**WORK INSTRUCTIONS**. Drop the pictures from the entries below, then reproduce the rest exactly.

(Extracted records)
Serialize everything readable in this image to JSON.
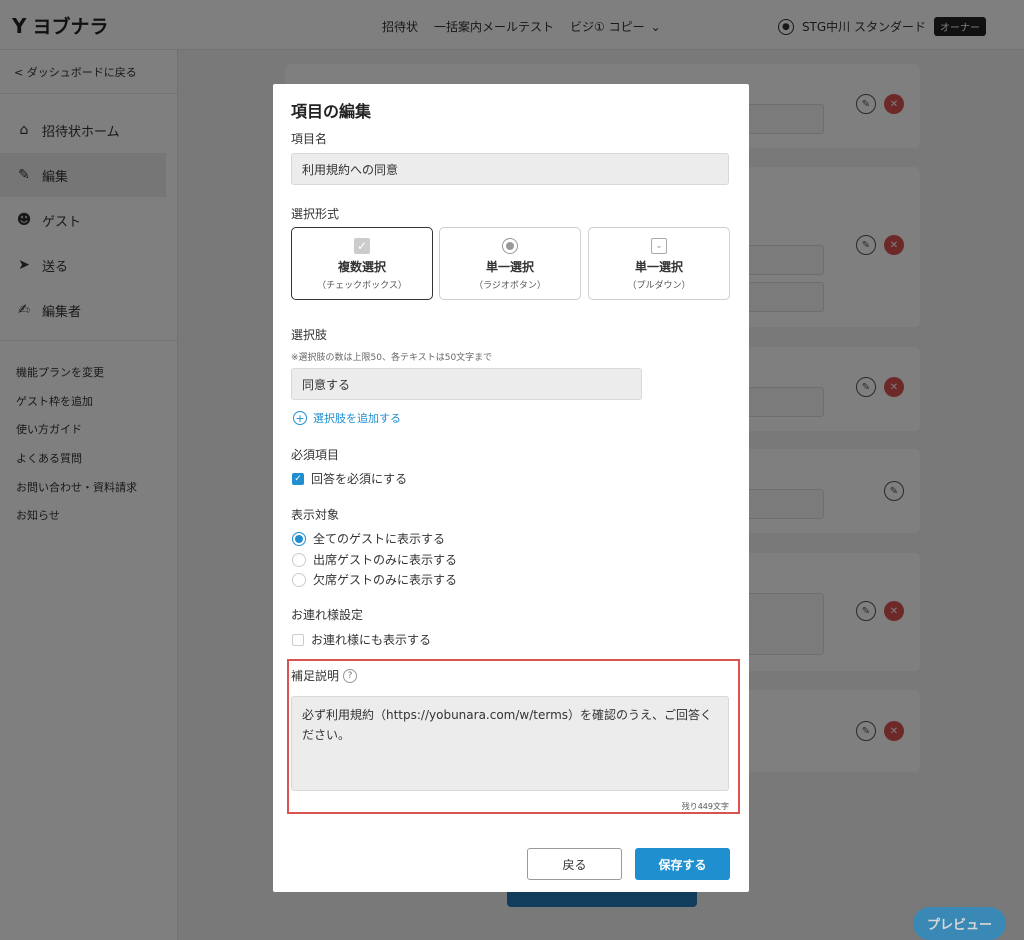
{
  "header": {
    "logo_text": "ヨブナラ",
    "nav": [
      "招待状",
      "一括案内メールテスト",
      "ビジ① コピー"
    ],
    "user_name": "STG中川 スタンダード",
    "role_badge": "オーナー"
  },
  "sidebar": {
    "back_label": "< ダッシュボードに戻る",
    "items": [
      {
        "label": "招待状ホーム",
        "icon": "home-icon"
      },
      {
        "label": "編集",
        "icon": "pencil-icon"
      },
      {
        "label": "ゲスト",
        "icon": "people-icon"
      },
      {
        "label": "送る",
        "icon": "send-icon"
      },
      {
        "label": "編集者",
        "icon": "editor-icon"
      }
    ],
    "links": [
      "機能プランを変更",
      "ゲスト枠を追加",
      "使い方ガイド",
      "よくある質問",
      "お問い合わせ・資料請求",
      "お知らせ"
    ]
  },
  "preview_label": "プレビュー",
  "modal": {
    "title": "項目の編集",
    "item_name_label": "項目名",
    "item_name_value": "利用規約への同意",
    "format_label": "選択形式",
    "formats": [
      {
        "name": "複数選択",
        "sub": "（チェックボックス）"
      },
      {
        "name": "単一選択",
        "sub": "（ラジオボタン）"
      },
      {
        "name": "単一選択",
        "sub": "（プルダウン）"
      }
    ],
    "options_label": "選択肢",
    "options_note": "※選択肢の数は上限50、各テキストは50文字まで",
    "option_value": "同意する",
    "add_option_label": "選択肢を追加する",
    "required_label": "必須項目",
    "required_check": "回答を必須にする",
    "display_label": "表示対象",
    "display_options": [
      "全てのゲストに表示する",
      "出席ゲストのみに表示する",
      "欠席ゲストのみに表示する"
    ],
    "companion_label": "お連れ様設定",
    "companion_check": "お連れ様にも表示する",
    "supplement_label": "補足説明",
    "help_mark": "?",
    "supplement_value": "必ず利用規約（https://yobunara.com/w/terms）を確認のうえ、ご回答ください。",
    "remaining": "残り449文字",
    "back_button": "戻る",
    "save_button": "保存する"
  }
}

**THE ANSWER**.
Serialize everything readable in this image to JSON.
{
  "header": {
    "logo_text": "ヨブナラ",
    "nav": [
      "招待状",
      "一括案内メールテスト",
      "ビジ① コピー"
    ],
    "user_name": "STG中川 スタンダード",
    "role_badge": "オーナー"
  },
  "sidebar": {
    "back_label": "< ダッシュボードに戻る",
    "items": [
      {
        "label": "招待状ホーム",
        "icon": "home-icon"
      },
      {
        "label": "編集",
        "icon": "pencil-icon"
      },
      {
        "label": "ゲスト",
        "icon": "people-icon"
      },
      {
        "label": "送る",
        "icon": "send-icon"
      },
      {
        "label": "編集者",
        "icon": "editor-icon"
      }
    ],
    "links": [
      "機能プランを変更",
      "ゲスト枠を追加",
      "使い方ガイド",
      "よくある質問",
      "お問い合わせ・資料請求",
      "お知らせ"
    ]
  },
  "preview_label": "プレビュー",
  "modal": {
    "title": "項目の編集",
    "item_name_label": "項目名",
    "item_name_value": "利用規約への同意",
    "format_label": "選択形式",
    "formats": [
      {
        "name": "複数選択",
        "sub": "（チェックボックス）"
      },
      {
        "name": "単一選択",
        "sub": "（ラジオボタン）"
      },
      {
        "name": "単一選択",
        "sub": "（プルダウン）"
      }
    ],
    "options_label": "選択肢",
    "options_note": "※選択肢の数は上限50、各テキストは50文字まで",
    "option_value": "同意する",
    "add_option_label": "選択肢を追加する",
    "required_label": "必須項目",
    "required_check": "回答を必須にする",
    "display_label": "表示対象",
    "display_options": [
      "全てのゲストに表示する",
      "出席ゲストのみに表示する",
      "欠席ゲストのみに表示する"
    ],
    "companion_label": "お連れ様設定",
    "companion_check": "お連れ様にも表示する",
    "supplement_label": "補足説明",
    "help_mark": "?",
    "supplement_value": "必ず利用規約（https://yobunara.com/w/terms）を確認のうえ、ご回答ください。",
    "remaining": "残り449文字",
    "back_button": "戻る",
    "save_button": "保存する"
  }
}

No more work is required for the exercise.